§ Data excerpts

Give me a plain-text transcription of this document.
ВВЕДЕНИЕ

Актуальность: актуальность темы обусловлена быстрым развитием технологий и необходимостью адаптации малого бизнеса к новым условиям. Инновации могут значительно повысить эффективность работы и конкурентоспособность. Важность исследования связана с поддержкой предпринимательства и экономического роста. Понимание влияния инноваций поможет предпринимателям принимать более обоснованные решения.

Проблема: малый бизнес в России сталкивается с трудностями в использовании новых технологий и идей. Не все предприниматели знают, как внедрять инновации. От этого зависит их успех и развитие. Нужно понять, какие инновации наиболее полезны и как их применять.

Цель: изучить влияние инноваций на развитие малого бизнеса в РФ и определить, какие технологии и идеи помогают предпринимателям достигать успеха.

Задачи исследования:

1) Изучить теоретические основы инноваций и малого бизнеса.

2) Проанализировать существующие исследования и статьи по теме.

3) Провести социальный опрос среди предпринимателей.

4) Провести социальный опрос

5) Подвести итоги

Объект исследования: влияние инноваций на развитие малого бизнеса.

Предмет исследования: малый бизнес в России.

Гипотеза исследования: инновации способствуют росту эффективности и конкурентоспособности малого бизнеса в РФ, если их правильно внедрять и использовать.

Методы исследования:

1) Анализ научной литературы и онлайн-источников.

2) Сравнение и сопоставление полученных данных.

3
--
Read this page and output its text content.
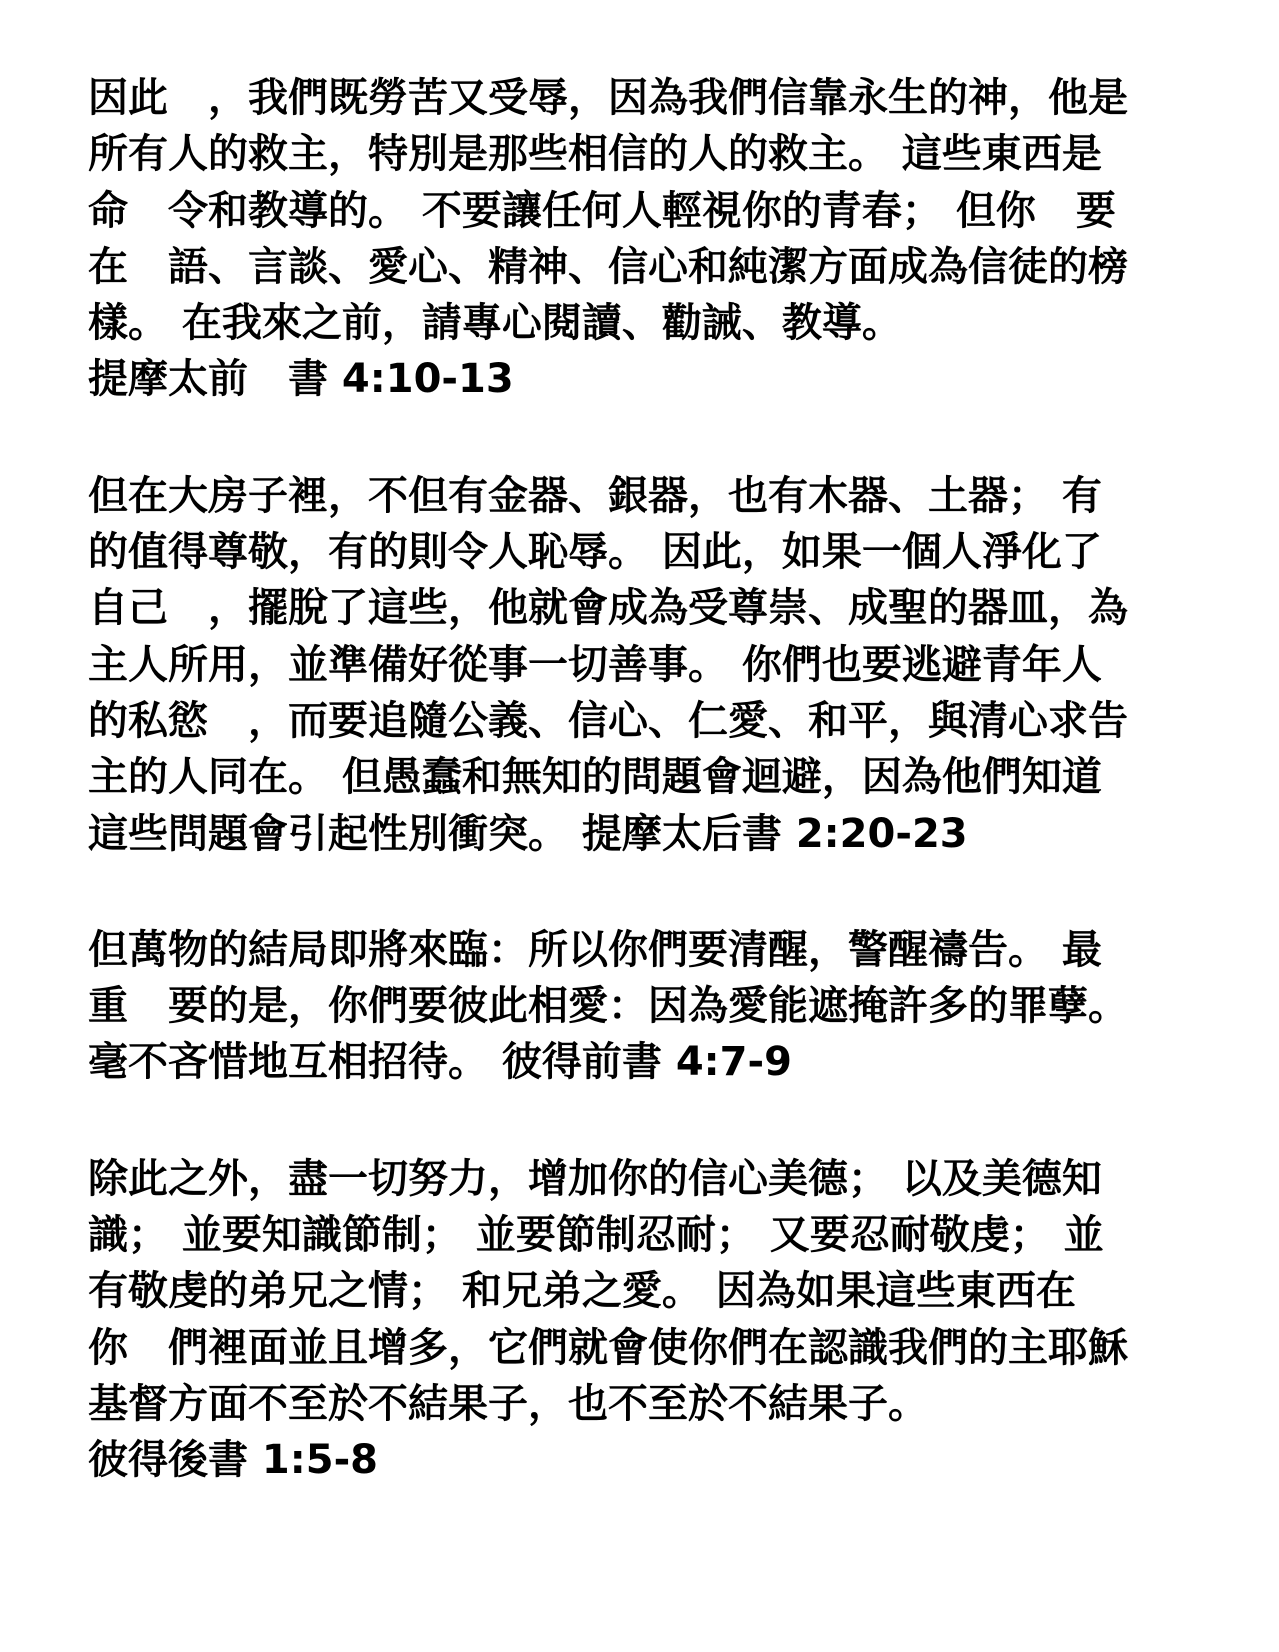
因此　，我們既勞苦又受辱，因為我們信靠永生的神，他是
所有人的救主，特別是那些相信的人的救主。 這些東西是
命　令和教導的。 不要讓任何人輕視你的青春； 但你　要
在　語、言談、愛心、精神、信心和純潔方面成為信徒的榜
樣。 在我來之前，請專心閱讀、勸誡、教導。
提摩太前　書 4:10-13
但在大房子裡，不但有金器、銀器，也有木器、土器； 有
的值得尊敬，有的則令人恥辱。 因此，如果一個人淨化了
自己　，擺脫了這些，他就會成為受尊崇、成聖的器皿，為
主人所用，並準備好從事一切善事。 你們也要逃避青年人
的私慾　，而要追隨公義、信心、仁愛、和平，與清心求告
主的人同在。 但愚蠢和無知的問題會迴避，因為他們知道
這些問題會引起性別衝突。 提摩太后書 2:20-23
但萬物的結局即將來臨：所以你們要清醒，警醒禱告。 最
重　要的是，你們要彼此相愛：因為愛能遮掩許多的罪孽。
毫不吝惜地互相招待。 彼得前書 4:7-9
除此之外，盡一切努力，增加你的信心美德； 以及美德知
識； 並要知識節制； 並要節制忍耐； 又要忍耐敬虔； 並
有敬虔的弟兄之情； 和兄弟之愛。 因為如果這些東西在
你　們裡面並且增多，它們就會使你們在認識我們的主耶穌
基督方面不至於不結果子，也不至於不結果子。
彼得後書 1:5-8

§ Task to carry out
In the records above, locate every line with the string "влияние" and copy it.

§ Finished exercise
Цель: изучить влияние инноваций на развитие малого бизнеса в РФ и определить, какие технологии и идеи помогают предпринимателям достигать успеха.
Объект исследования: влияние инноваций на развитие малого бизнеса.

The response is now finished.